Objective:
Please rewrite as a numbered list the lines of the rows that begin at the line containing "popup-header: 交互设置: [875, 232, 1225, 292]" and end after the line containing "popup-title: 交互设置: [898, 256, 966, 276]", leaving out blank lines.

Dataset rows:
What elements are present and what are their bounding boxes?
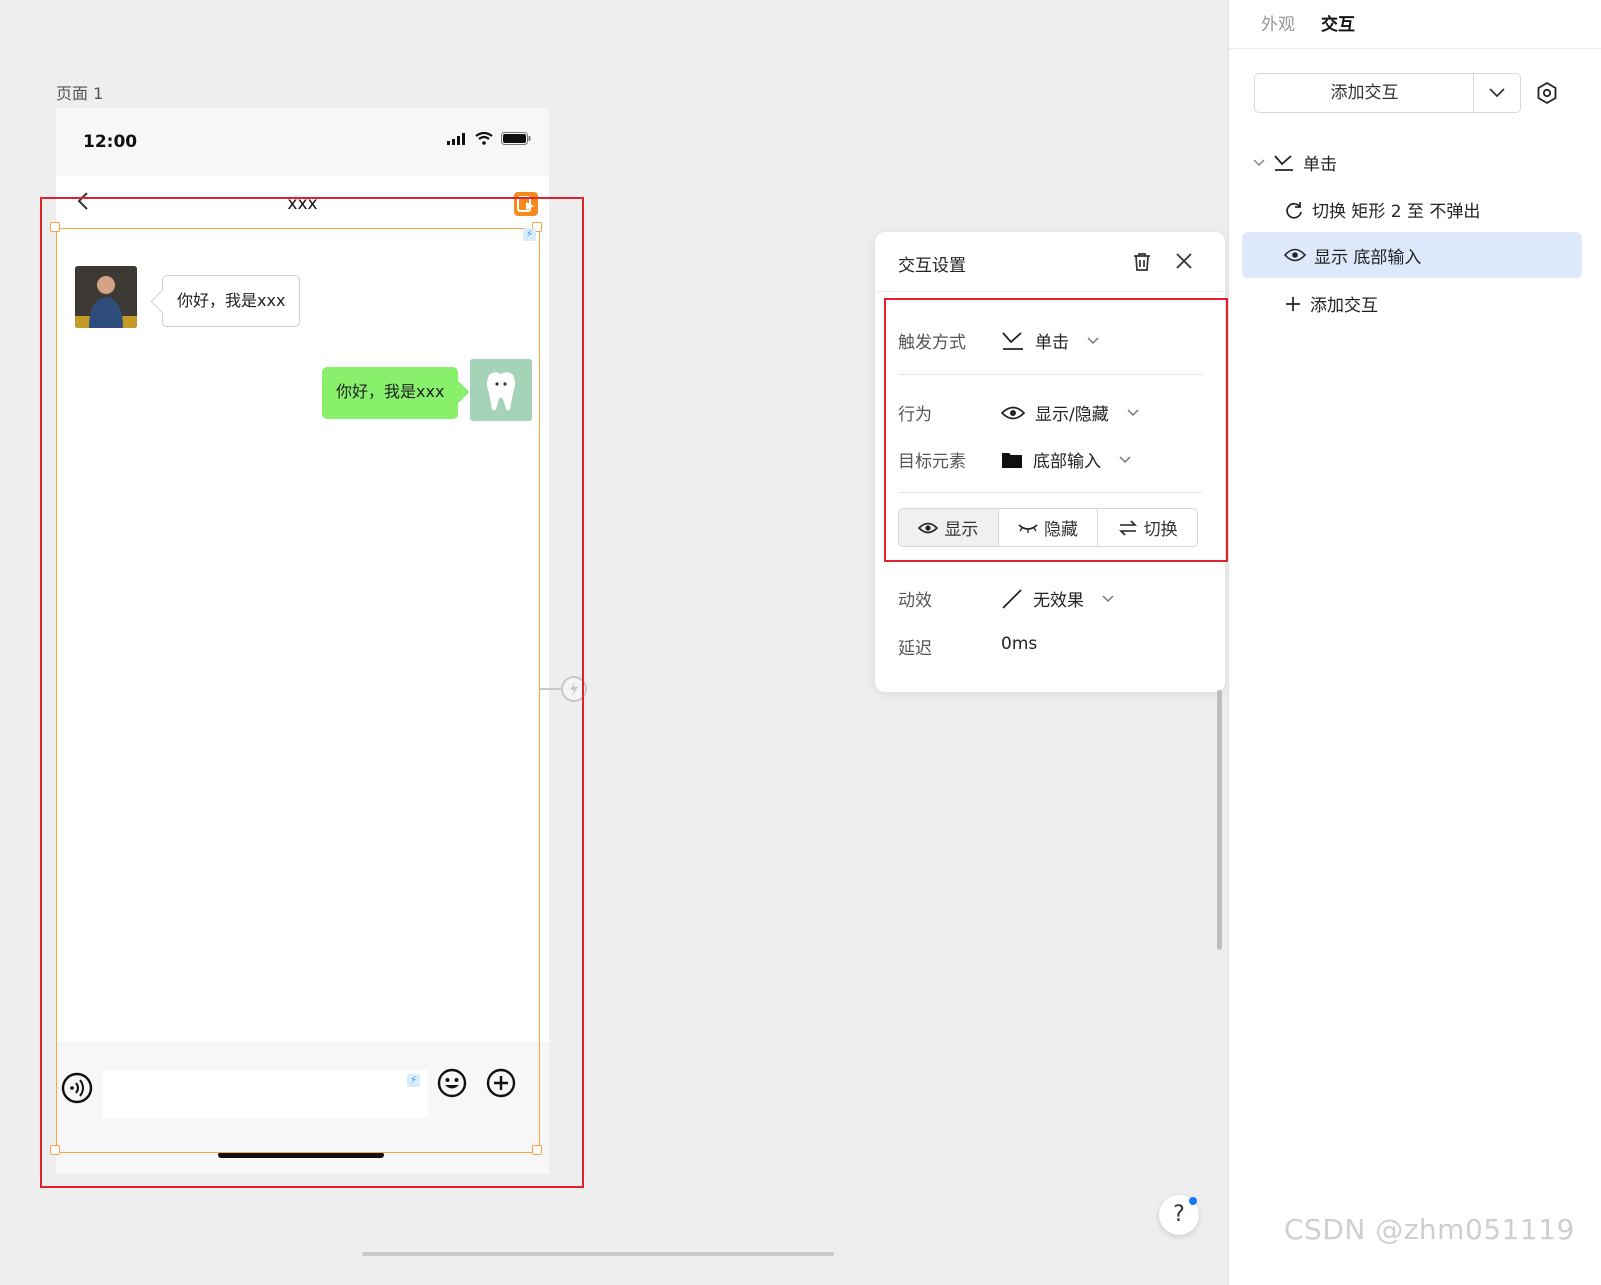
popup-header: 交互设置: [875, 232, 1225, 292]
voice-icon[interactable]: [61, 1072, 93, 1104]
add-interaction-button[interactable]: 添加交互: [1254, 73, 1474, 113]
interaction-target-icon: [517, 196, 534, 212]
message-input[interactable]: [102, 1070, 428, 1118]
help-notification-dot: [1189, 1197, 1197, 1205]
avatar-right: [470, 359, 532, 421]
action-value: 显示/隐藏: [1035, 405, 1109, 425]
cycle-icon: [1286, 201, 1302, 219]
emoji-icon[interactable]: [437, 1068, 467, 1098]
popup-title: 交互设置: [898, 256, 966, 276]
interaction-settings-popup: 交互设置 触发方式 单击 行为 显示/隐藏 目标元素 底部输入 显示 隐藏 切换…: [875, 232, 1225, 692]
nav-bar: xxx: [56, 176, 549, 240]
home-indicator: [218, 1152, 384, 1158]
connector-node[interactable]: [561, 676, 587, 702]
lightning-badge-input: ⚡: [407, 1074, 420, 1087]
person-avatar-icon: [75, 266, 137, 328]
phone-frame[interactable]: 12:00 xxx 你好，我是xxx 你好，我是xxx ⚡: [56, 108, 549, 1174]
add-interaction-dropdown[interactable]: [1473, 73, 1521, 113]
resize-handle-tl[interactable]: [50, 222, 60, 232]
divider: [898, 374, 1202, 375]
animation-label: 动效: [898, 591, 932, 611]
trigger-label: 触发方式: [898, 333, 966, 353]
target-select[interactable]: 底部输入: [1001, 447, 1131, 472]
help-button[interactable]: ?: [1159, 1195, 1199, 1235]
segment-show-label: 显示: [944, 520, 979, 540]
chat-bubble-sent: 你好，我是xxx: [322, 367, 459, 419]
tree-trigger-label: 单击: [1303, 155, 1337, 175]
trash-icon[interactable]: [1131, 251, 1153, 273]
tab-appearance[interactable]: 外观: [1261, 10, 1295, 35]
help-label: ?: [1173, 1202, 1185, 1227]
wifi-icon: [475, 132, 493, 145]
visibility-segmented-control: 显示 隐藏 切换: [898, 508, 1198, 547]
chevron-down-icon[interactable]: [1253, 158, 1265, 167]
horizontal-scrollbar[interactable]: [362, 1252, 834, 1256]
animation-select[interactable]: 无效果: [1001, 586, 1114, 611]
click-trigger-icon: [1002, 331, 1023, 350]
eye-icon: [918, 522, 939, 533]
tree-add-label: 添加交互: [1310, 296, 1378, 316]
close-icon[interactable]: [1174, 251, 1194, 271]
tree-trigger-row[interactable]: 单击: [1253, 150, 1337, 175]
chevron-down-icon: [1102, 594, 1114, 602]
trigger-value: 单击: [1035, 333, 1069, 353]
chevron-down-icon: [1127, 408, 1139, 416]
chevron-down-icon: [1489, 88, 1505, 98]
action-label: 行为: [898, 405, 932, 425]
resize-handle-br[interactable]: [532, 1145, 542, 1155]
signal-icon: [447, 132, 465, 145]
bottom-input-bar[interactable]: ⚡: [56, 1042, 549, 1174]
watermark: CSDN @zhm051119: [1284, 1213, 1575, 1246]
trigger-select[interactable]: 单击: [1001, 328, 1099, 353]
resize-handle-bl[interactable]: [50, 1145, 60, 1155]
panel-tabs: 外观 交互: [1229, 0, 1601, 49]
interaction-badge[interactable]: [514, 192, 538, 216]
nav-title: xxx: [287, 194, 318, 214]
status-bar: 12:00: [56, 108, 549, 176]
settings-icon[interactable]: [1535, 81, 1559, 105]
eye-icon: [1001, 406, 1025, 419]
lightning-badge-selection: ⚡: [523, 228, 536, 241]
tab-interaction[interactable]: 交互: [1321, 10, 1355, 35]
vertical-scrollbar[interactable]: [1217, 690, 1222, 950]
tree-item-label: 切换 矩形 2 至 不弹出: [1312, 202, 1481, 222]
segment-toggle[interactable]: 切换: [1098, 509, 1197, 546]
target-label: 目标元素: [898, 452, 966, 472]
avatar-left: [75, 266, 137, 328]
segment-toggle-label: 切换: [1143, 520, 1178, 540]
target-value: 底部输入: [1033, 452, 1101, 472]
action-select[interactable]: 显示/隐藏: [1001, 400, 1139, 425]
folder-icon: [1002, 452, 1022, 468]
plus-icon: [1286, 296, 1300, 311]
properties-panel: 外观 交互 添加交互 单击 切换 矩形 2 至 不弹出 显示 底部输入 添加交互: [1228, 0, 1601, 1285]
page-label: 页面 1: [56, 84, 104, 103]
eye-closed-icon: [1018, 523, 1038, 533]
segment-hide[interactable]: 隐藏: [998, 509, 1099, 546]
delay-input[interactable]: 0ms: [1001, 634, 1037, 654]
segment-show[interactable]: 显示: [899, 509, 999, 546]
tree-item-show-bottom-input[interactable]: 显示 底部输入: [1242, 232, 1582, 278]
chevron-down-icon: [1119, 455, 1131, 463]
chat-bubble-received: 你好，我是xxx: [162, 275, 301, 327]
lightning-icon: [570, 682, 578, 696]
no-effect-icon: [1002, 588, 1022, 609]
tooth-avatar-icon: [470, 359, 532, 421]
segment-hide-label: 隐藏: [1044, 520, 1078, 540]
swap-icon: [1118, 519, 1137, 536]
chevron-down-icon: [1087, 336, 1099, 344]
battery-icon: [501, 132, 531, 145]
click-trigger-icon: [1274, 154, 1293, 171]
divider: [898, 492, 1202, 493]
tree-add-interaction[interactable]: 添加交互: [1284, 291, 1378, 316]
status-time: 12:00: [83, 132, 138, 152]
plus-circle-icon[interactable]: [486, 1068, 516, 1098]
eye-icon: [1284, 248, 1306, 262]
tree-item-label: 显示 底部输入: [1314, 247, 1422, 268]
delay-label: 延迟: [898, 639, 932, 659]
tree-item-toggle-rect[interactable]: 切换 矩形 2 至 不弹出: [1284, 197, 1480, 222]
animation-value: 无效果: [1033, 591, 1084, 611]
status-icons: [447, 132, 531, 145]
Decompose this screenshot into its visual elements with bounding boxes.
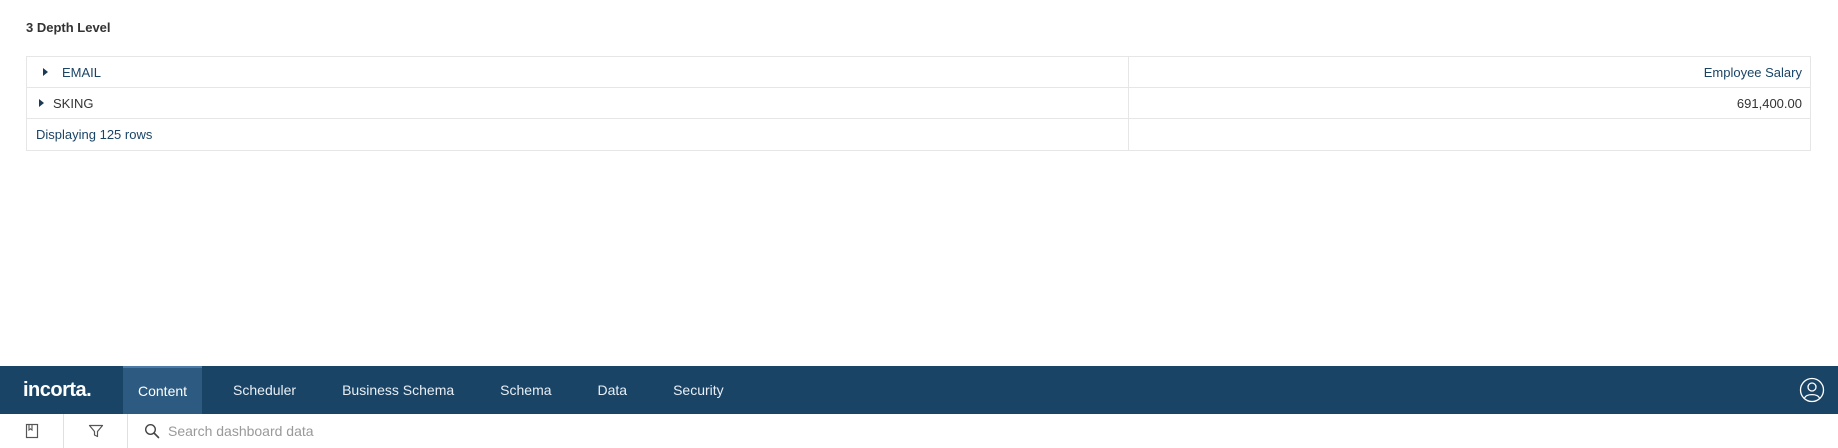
- footer-empty-cell: [1129, 119, 1810, 150]
- tab-security[interactable]: Security: [658, 366, 739, 414]
- row-value: 691,400.00: [1736, 95, 1802, 111]
- tab-content[interactable]: Content: [123, 366, 203, 414]
- pivot-footer-row: Displaying 125 rows: [27, 119, 1810, 150]
- search-container: [128, 423, 568, 439]
- footer-cell: Displaying 125 rows: [27, 119, 1129, 150]
- row-value-cell: 691,400.00: [1129, 88, 1810, 118]
- search-icon: [144, 423, 160, 439]
- bookmark-button[interactable]: [0, 414, 64, 448]
- dashboard-toolbar: [0, 414, 1838, 448]
- pivot-header-row: EMAIL Employee Salary: [27, 57, 1810, 88]
- widget-title: 3 Depth Level: [26, 20, 111, 35]
- row-label: SKING: [53, 95, 94, 111]
- header-salary-label: Employee Salary: [1703, 64, 1802, 80]
- expand-caret-icon[interactable]: [39, 99, 44, 107]
- row-count-label: Displaying 125 rows: [36, 127, 153, 142]
- header-email-cell[interactable]: EMAIL: [27, 57, 1129, 87]
- header-salary-cell[interactable]: Employee Salary: [1129, 57, 1810, 87]
- incorta-logo[interactable]: incorta.: [0, 366, 123, 414]
- tab-schema[interactable]: Schema: [485, 366, 566, 414]
- filter-button[interactable]: [64, 414, 128, 448]
- tab-scheduler[interactable]: Scheduler: [218, 366, 311, 414]
- header-email-label: EMAIL: [62, 64, 102, 80]
- search-input[interactable]: [168, 423, 568, 439]
- bookmark-icon: [25, 423, 38, 439]
- table-row: SKING 691,400.00: [27, 88, 1810, 119]
- top-nav-bar: incorta. Content Scheduler Business Sche…: [0, 366, 1838, 414]
- tab-business-schema[interactable]: Business Schema: [327, 366, 469, 414]
- row-label-cell[interactable]: SKING: [27, 88, 1129, 118]
- user-profile-icon[interactable]: [1799, 377, 1825, 403]
- filter-icon: [88, 424, 103, 438]
- pivot-table: EMAIL Employee Salary SKING 691,400.00 D…: [26, 56, 1811, 151]
- tab-data[interactable]: Data: [583, 366, 643, 414]
- expand-caret-icon[interactable]: [43, 68, 48, 76]
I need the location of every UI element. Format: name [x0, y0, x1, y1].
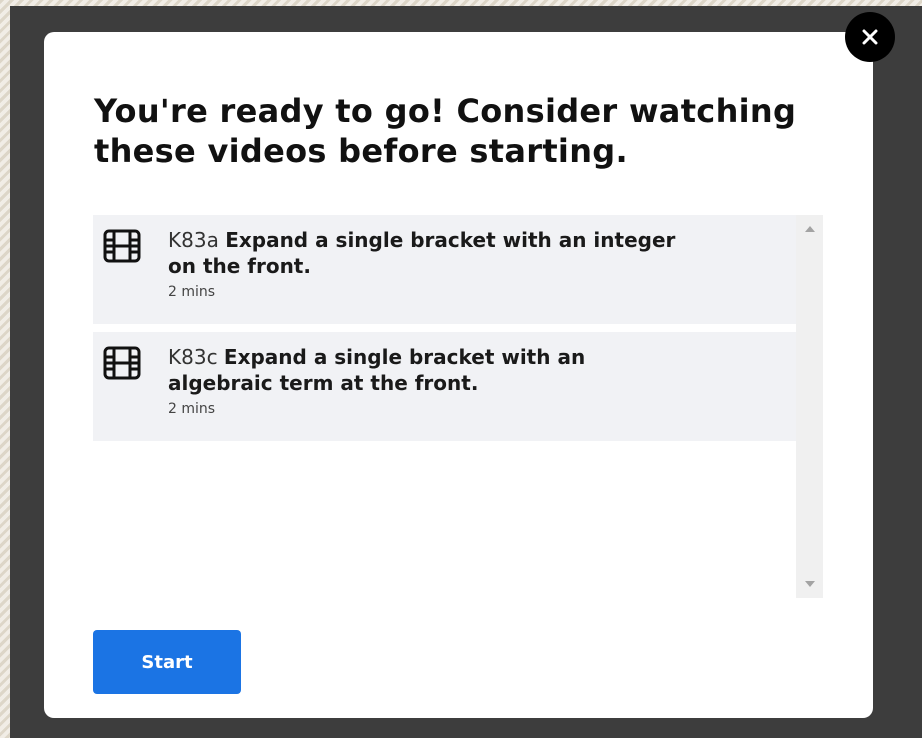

Task solution:
1. popup-header: 交互设置: [875, 232, 1225, 292]
2. voice-icon[interactable]: [61, 1072, 93, 1104]
3. add-interaction-button[interactable]: 添加交互: [1254, 73, 1474, 113]
4. interaction-target-icon: [517, 196, 534, 212]
5. message-input[interactable]: [102, 1070, 428, 1118]
6. help-notification-dot: [1189, 1197, 1197, 1205]
7. avatar-right: [470, 359, 532, 421]
8. action-value: 显示/隐藏: [1035, 405, 1109, 425]
9. cycle-icon: [1286, 201, 1302, 219]
10. emoji-icon[interactable]: [437, 1068, 467, 1098]
11. popup-title: 交互设置: [898, 256, 966, 276]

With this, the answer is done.